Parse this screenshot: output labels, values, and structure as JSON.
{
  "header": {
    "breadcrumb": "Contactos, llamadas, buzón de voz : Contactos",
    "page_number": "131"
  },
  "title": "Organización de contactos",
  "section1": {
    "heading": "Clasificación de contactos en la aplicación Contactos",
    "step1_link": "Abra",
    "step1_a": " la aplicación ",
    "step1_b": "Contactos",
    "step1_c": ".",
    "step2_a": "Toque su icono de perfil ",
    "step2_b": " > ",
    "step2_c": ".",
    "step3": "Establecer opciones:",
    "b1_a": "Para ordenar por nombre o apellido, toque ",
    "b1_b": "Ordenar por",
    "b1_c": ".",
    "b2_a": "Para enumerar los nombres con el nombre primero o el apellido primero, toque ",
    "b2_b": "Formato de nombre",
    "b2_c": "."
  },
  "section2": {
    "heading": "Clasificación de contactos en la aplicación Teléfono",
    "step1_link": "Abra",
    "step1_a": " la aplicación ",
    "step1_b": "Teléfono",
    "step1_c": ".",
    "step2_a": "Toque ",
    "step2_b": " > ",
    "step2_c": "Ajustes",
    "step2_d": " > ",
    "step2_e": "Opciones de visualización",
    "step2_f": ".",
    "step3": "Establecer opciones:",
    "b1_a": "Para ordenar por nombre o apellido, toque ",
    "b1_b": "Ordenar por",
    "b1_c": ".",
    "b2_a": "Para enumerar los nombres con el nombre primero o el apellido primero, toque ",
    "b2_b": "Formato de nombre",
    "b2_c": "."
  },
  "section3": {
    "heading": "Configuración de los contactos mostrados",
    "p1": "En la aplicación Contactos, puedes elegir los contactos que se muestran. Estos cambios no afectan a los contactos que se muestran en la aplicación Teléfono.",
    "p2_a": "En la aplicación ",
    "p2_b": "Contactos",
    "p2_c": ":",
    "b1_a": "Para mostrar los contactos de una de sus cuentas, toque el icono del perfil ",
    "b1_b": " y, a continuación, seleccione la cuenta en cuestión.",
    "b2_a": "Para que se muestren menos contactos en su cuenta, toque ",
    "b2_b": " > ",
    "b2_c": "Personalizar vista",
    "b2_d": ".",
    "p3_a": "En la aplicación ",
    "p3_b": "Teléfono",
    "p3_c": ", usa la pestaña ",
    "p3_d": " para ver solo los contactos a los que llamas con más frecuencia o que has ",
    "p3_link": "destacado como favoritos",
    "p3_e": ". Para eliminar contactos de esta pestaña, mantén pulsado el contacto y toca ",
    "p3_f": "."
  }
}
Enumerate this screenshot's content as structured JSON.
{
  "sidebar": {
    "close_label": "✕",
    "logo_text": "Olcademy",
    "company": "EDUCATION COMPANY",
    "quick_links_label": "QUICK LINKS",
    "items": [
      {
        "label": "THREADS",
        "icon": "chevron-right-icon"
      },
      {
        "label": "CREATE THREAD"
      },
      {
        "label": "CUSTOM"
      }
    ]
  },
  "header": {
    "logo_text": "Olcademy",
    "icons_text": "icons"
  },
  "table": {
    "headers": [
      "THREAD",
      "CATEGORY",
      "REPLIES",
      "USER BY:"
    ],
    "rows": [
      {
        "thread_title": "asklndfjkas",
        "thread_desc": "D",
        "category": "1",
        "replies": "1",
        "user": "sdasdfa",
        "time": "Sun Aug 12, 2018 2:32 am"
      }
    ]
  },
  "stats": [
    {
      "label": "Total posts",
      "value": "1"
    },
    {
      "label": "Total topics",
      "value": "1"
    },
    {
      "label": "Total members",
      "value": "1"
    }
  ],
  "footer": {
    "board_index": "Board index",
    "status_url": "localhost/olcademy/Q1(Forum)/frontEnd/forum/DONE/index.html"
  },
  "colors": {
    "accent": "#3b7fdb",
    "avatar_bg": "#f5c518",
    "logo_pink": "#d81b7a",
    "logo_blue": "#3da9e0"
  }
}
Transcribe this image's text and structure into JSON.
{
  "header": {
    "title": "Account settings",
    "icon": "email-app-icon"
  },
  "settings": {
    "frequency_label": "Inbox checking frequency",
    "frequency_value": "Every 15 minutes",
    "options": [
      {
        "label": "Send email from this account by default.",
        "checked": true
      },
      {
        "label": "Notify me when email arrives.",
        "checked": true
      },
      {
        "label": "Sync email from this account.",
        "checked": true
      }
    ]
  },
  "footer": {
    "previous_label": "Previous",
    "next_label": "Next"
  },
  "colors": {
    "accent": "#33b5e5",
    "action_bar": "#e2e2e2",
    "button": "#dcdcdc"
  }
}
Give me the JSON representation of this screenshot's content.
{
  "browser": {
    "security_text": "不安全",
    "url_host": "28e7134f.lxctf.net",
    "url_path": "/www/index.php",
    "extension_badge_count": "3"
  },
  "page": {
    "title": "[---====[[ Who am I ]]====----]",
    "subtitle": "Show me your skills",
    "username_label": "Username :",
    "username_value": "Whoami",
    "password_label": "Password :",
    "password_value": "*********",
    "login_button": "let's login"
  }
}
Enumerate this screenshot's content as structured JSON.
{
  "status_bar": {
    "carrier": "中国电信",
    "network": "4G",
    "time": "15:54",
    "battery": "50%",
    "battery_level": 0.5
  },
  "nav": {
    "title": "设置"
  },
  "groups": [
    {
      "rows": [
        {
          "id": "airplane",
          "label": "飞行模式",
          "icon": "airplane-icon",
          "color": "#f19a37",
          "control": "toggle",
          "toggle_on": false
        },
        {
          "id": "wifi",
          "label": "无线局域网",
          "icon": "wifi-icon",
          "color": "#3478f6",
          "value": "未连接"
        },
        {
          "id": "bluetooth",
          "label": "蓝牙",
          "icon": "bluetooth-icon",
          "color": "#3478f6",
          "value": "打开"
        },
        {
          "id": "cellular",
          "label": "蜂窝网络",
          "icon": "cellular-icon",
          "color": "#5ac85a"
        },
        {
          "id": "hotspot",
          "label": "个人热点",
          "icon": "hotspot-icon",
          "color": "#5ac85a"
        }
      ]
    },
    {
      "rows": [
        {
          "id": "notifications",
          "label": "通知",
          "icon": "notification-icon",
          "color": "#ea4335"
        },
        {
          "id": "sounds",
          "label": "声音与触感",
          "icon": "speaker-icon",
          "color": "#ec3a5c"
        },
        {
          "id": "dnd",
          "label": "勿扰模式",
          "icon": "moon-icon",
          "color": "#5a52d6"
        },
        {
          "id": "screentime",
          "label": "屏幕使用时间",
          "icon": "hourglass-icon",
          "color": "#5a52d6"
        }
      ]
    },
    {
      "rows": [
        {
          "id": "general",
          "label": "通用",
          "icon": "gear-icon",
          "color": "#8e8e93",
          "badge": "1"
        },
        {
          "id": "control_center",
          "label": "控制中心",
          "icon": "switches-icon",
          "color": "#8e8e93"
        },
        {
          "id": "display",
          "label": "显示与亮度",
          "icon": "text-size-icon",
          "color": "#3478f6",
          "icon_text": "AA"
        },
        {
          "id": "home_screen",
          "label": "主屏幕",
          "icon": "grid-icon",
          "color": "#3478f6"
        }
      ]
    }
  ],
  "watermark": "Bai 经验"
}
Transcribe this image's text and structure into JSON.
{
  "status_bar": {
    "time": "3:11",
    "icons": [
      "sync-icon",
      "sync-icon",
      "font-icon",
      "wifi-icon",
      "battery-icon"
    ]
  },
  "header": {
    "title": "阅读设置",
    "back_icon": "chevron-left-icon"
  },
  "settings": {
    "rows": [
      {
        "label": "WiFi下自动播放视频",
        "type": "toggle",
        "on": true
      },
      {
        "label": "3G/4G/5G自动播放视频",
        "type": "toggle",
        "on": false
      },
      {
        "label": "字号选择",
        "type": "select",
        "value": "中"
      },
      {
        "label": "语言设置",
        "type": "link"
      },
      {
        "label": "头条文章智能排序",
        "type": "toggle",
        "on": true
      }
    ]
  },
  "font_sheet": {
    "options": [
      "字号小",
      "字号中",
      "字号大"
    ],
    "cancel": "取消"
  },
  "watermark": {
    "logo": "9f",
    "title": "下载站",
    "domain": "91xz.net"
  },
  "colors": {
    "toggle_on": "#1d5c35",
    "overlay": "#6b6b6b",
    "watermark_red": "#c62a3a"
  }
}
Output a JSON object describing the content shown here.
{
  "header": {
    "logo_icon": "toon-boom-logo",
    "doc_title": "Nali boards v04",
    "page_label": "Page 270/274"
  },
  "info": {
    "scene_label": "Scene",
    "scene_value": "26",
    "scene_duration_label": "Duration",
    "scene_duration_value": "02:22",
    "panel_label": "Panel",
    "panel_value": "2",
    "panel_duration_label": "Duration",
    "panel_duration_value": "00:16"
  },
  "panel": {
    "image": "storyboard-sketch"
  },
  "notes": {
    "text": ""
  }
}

--*--

### THE REQUEST
Go through the records above, find every line with the word "Total", and list those lines.

### THE SOLUTION
      "label": "Total posts",
      "label": "Total topics",
      "label": "Total members",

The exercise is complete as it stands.